§ **Requirement 1**
In the records below, begin at the line that contains "327, 289, 370]" and stop after the line that contains "377, 152, 389]". Put those lines into a Markdown table with the columns Row and Line, numbering each row and skipping any blank lines.
** begin Text to read **
= Baby farming =

Charging to take custody of an infant

Baby farming was a historical form of foster care where unrelated individuals accepted custody of an infant or young child in exchange for payment from the mother or parents.

Baby farming was associated with the Victorian era and changes to family structures that occurred during the Industrial Revolution, where single mothers and working-class parents were unable to care for some or all of their children and could not rely on extended family for child care. The duration of baby farming arrangements varied, with short-term arrangements for infants encompassing wet nursing and longer or permanent arrangements being closer to adoption.

The term baby farming was typically used pejoratively. The practice was unregulated and widely associated with neglect, with the baby farmers incentivised to take on large numbers of children and spend as little as possible on the children in their care. In a number of high-profile cases, baby farmers were found to have killed children by neglect or deliberately murdered those in their care, disguising the deaths among high rates of child mortality.

==Description==

An advertisement that baby farmers John and Sarah Makin AKA The Hatpin Murderers responded to (from the Evening News 27 April 1892)

The use of foster care in 18th-century Britain by middle-class parents was described by Claire Tomalin in her biography of Jane Austen, who was fostered in the 1760s in this manner, as were all her siblings, from when they were a few months old until they were toddlers. Tomalin emphasizes the emotional distance this created.

Important historical context for the practice is the Poor Law Amendment Act 1834, which denied the poor the right to subsistence. In particular, single mothers were then forced to work in prison-like workhouses.

In late-Victorian Britain (and, less commonly, in Australia and the United States), baby farming was the practice of accepting custody of an infant or child in exchange for payment. Though baby farmers were paid in the understanding that care would be provided, the term "baby farmer" was used as an insult, and improper treatment was usually implied. Illegitimacy and its attendant social stigma were usually the impetus for a mother's decision to put her children "out to nurse" with a baby farmer, but baby farming also encompassed foster care and adoption in the period before they were regulated by British law in the mid 19th century. Wealthier women would also put their infants out to be cared for in the homes of villagers.
** end Text to read **
** begin Dataset extract **
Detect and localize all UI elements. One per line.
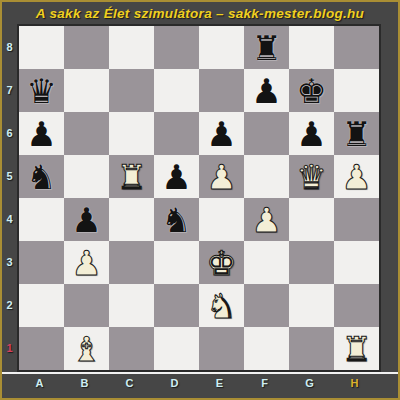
square-f1[interactable]	[244, 327, 289, 370]
square-a6[interactable]: ♟	[19, 112, 64, 155]
square-e1[interactable]	[199, 327, 244, 370]
square-f3[interactable]	[244, 241, 289, 284]
square-f6[interactable]	[244, 112, 289, 155]
square-c7[interactable]	[109, 69, 154, 112]
square-e2[interactable]: ♞	[199, 284, 244, 327]
black-queen: ♛	[26, 74, 56, 108]
black-pawn: ♟	[161, 160, 191, 194]
title-bar: A sakk az Élet szimulátora – sakk-mester…	[2, 2, 398, 24]
square-e6[interactable]: ♟	[199, 112, 244, 155]
square-c5[interactable]: ♜	[109, 155, 154, 198]
square-a3[interactable]	[19, 241, 64, 284]
square-f2[interactable]	[244, 284, 289, 327]
square-h4[interactable]	[334, 198, 379, 241]
rank-label-4: 4	[2, 198, 17, 241]
square-e8[interactable]	[199, 26, 244, 69]
square-e5[interactable]: ♟	[199, 155, 244, 198]
white-bishop: ♝	[71, 332, 101, 366]
file-labels: ABCDEFGH	[2, 374, 398, 391]
square-g4[interactable]	[289, 198, 334, 241]
file-label-c: C	[107, 377, 152, 389]
square-d5[interactable]: ♟	[154, 155, 199, 198]
rank-label-3: 3	[2, 241, 17, 284]
white-pawn: ♟	[251, 203, 281, 237]
square-b5[interactable]	[64, 155, 109, 198]
black-rook: ♜	[341, 117, 371, 151]
file-label-e: E	[197, 377, 242, 389]
file-label-h: H	[332, 377, 377, 389]
square-d4[interactable]: ♞	[154, 198, 199, 241]
square-a2[interactable]	[19, 284, 64, 327]
white-rook: ♜	[116, 160, 146, 194]
square-e3[interactable]: ♚	[199, 241, 244, 284]
square-a4[interactable]	[19, 198, 64, 241]
square-h3[interactable]	[334, 241, 379, 284]
square-a5[interactable]: ♞	[19, 155, 64, 198]
rank-label-8: 8	[2, 26, 17, 69]
white-king: ♚	[206, 246, 236, 280]
black-pawn: ♟	[26, 117, 56, 151]
square-g3[interactable]	[289, 241, 334, 284]
square-g6[interactable]: ♟	[289, 112, 334, 155]
black-pawn: ♟	[296, 117, 326, 151]
square-f7[interactable]: ♟	[244, 69, 289, 112]
square-a1[interactable]	[19, 327, 64, 370]
square-h6[interactable]: ♜	[334, 112, 379, 155]
square-e4[interactable]	[199, 198, 244, 241]
black-pawn: ♟	[71, 203, 101, 237]
rank-label-7: 7	[2, 69, 17, 112]
board: ♜♛♟♚♟♟♟♜♞♜♟♟♛♟♟♞♟♟♚♞♝♜	[17, 24, 381, 372]
square-a8[interactable]	[19, 26, 64, 69]
white-knight: ♞	[206, 289, 236, 323]
square-f5[interactable]	[244, 155, 289, 198]
square-b6[interactable]	[64, 112, 109, 155]
square-f4[interactable]: ♟	[244, 198, 289, 241]
black-pawn: ♟	[251, 74, 281, 108]
bottom-margin	[2, 391, 398, 398]
chess-diagram-frame: A sakk az Élet szimulátora – sakk-mester…	[0, 0, 400, 400]
square-h5[interactable]: ♟	[334, 155, 379, 198]
square-d8[interactable]	[154, 26, 199, 69]
square-d3[interactable]	[154, 241, 199, 284]
square-b8[interactable]	[64, 26, 109, 69]
black-pawn: ♟	[206, 117, 236, 151]
board-area: 87654321 ♜♛♟♚♟♟♟♜♞♜♟♟♛♟♟♞♟♟♚♞♝♜	[2, 24, 398, 372]
black-knight: ♞	[161, 203, 191, 237]
white-pawn: ♟	[71, 246, 101, 280]
file-label-a: A	[17, 377, 62, 389]
square-a7[interactable]: ♛	[19, 69, 64, 112]
square-b4[interactable]: ♟	[64, 198, 109, 241]
white-pawn: ♟	[341, 160, 371, 194]
square-g8[interactable]	[289, 26, 334, 69]
file-label-b: B	[62, 377, 107, 389]
white-rook: ♜	[341, 332, 371, 366]
square-b2[interactable]	[64, 284, 109, 327]
file-label-f: F	[242, 377, 287, 389]
square-c6[interactable]	[109, 112, 154, 155]
white-queen: ♛	[296, 160, 326, 194]
square-h1[interactable]: ♜	[334, 327, 379, 370]
file-label-g: G	[287, 377, 332, 389]
square-e7[interactable]	[199, 69, 244, 112]
square-c3[interactable]	[109, 241, 154, 284]
black-knight: ♞	[26, 160, 56, 194]
square-c4[interactable]	[109, 198, 154, 241]
square-f8[interactable]: ♜	[244, 26, 289, 69]
square-b1[interactable]: ♝	[64, 327, 109, 370]
square-b7[interactable]	[64, 69, 109, 112]
square-c1[interactable]	[109, 327, 154, 370]
square-h2[interactable]	[334, 284, 379, 327]
page-title: A sakk az Élet szimulátora – sakk-mester…	[36, 6, 364, 21]
square-b3[interactable]: ♟	[64, 241, 109, 284]
black-king: ♚	[296, 74, 326, 108]
rank-label-6: 6	[2, 112, 17, 155]
file-label-d: D	[152, 377, 197, 389]
rank-label-5: 5	[2, 155, 17, 198]
square-c2[interactable]	[109, 284, 154, 327]
rank-labels: 87654321	[2, 24, 17, 372]
black-rook: ♜	[251, 31, 281, 65]
rank-label-1: 1	[2, 327, 17, 370]
square-h8[interactable]	[334, 26, 379, 69]
square-g5[interactable]: ♛	[289, 155, 334, 198]
square-g2[interactable]	[289, 284, 334, 327]
square-d6[interactable]	[154, 112, 199, 155]
white-pawn: ♟	[206, 160, 236, 194]
square-g1[interactable]	[289, 327, 334, 370]
square-h7[interactable]	[334, 69, 379, 112]
square-g7[interactable]: ♚	[289, 69, 334, 112]
square-c8[interactable]	[109, 26, 154, 69]
square-d7[interactable]	[154, 69, 199, 112]
rank-label-2: 2	[2, 284, 17, 327]
square-d2[interactable]	[154, 284, 199, 327]
square-d1[interactable]	[154, 327, 199, 370]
** end Dataset extract **
§ **Requirement 2**
Repeat the entire text on baby farming word for word, with nothing changed.

§ **Written solution 1**
| Row | Line |
|---|---|
| 1 | square-f1[interactable]	[244, 327, 289, 370] |
| 2 | square-a6[interactable]: ♟	[19, 112, 64, 155] |
| 3 | square-e1[interactable]	[199, 327, 244, 370] |
| 4 | square-f3[interactable]	[244, 241, 289, 284] |
| 5 | square-f6[interactable]	[244, 112, 289, 155] |
| 6 | square-c7[interactable]	[109, 69, 154, 112] |
| 7 | square-e2[interactable]: ♞	[199, 284, 244, 327] |
| 8 | black-queen: ♛	[26, 74, 56, 108] |
| 9 | black-pawn: ♟	[161, 160, 191, 194] |
| 10 | title-bar: A sakk az Élet szimulátora – sakk-mester…	[2, 2, 398, 24] |
| 11 | square-e6[interactable]: ♟	[199, 112, 244, 155] |
| 12 | square-c5[interactable]: ♜	[109, 155, 154, 198] |
| 13 | square-a3[interactable]	[19, 241, 64, 284] |
| 14 | square-f2[interactable]	[244, 284, 289, 327] |
| 15 | square-h4[interactable]	[334, 198, 379, 241] |
| 16 | rank-label-4: 4	[2, 198, 17, 241] |
| 17 | square-e8[interactable]	[199, 26, 244, 69] |
| 18 | square-e5[interactable]: ♟	[199, 155, 244, 198] |
| 19 | white-bishop: ♝	[71, 332, 101, 366] |
| 20 | file-labels: ABCDEFGH	[2, 374, 398, 391] |
| 21 | square-g4[interactable]	[289, 198, 334, 241] |
| 22 | file-label-c: C	[107, 377, 152, 389] |

§ **Written solution 2**
= Baby farming =

Charging to take custody of an infant

Baby farming was a historical form of foster care where unrelated individuals accepted custody of an infant or young child in exchange for payment from the mother or parents.

Baby farming was associated with the Victorian era and changes to family structures that occurred during the Industrial Revolution, where single mothers and working-class parents were unable to care for some or all of their children and could not rely on extended family for child care. The duration of baby farming arrangements varied, with short-term arrangements for infants encompassing wet nursing and longer or permanent arrangements being closer to adoption.

The term baby farming was typically used pejoratively. The practice was unregulated and widely associated with neglect, with the baby farmers incentivised to take on large numbers of children and spend as little as possible on the children in their care. In a number of high-profile cases, baby farmers were found to have killed children by neglect or deliberately murdered those in their care, disguising the deaths among high rates of child mortality.

==Description==

An advertisement that baby farmers John and Sarah Makin AKA The Hatpin Murderers responded to (from the Evening News 27 April 1892)

The use of foster care in 18th-century Britain by middle-class parents was described by Claire Tomalin in her biography of Jane Austen, who was fostered in the 1760s in this manner, as were all her siblings, from when they were a few months old until they were toddlers. Tomalin emphasizes the emotional distance this created.

Important historical context for the practice is the Poor Law Amendment Act 1834, which denied the poor the right to subsistence. In particular, single mothers were then forced to work in prison-like workhouses.

In late-Victorian Britain (and, less commonly, in Australia and the United States), baby farming was the practice of accepting custody of an infant or child in exchange for payment. Though baby farmers were paid in the understanding that care would be provided, the term "baby farmer" was used as an insult, and improper treatment was usually implied. Illegitimacy and its attendant social stigma were usually the impetus for a mother's decision to put her children "out to nurse" with a baby farmer, but baby farming also encompassed foster care and adoption in the period before they were regulated by British law in the mid 19th century. Wealthier women would also put their infants out to be cared for in the homes of villagers.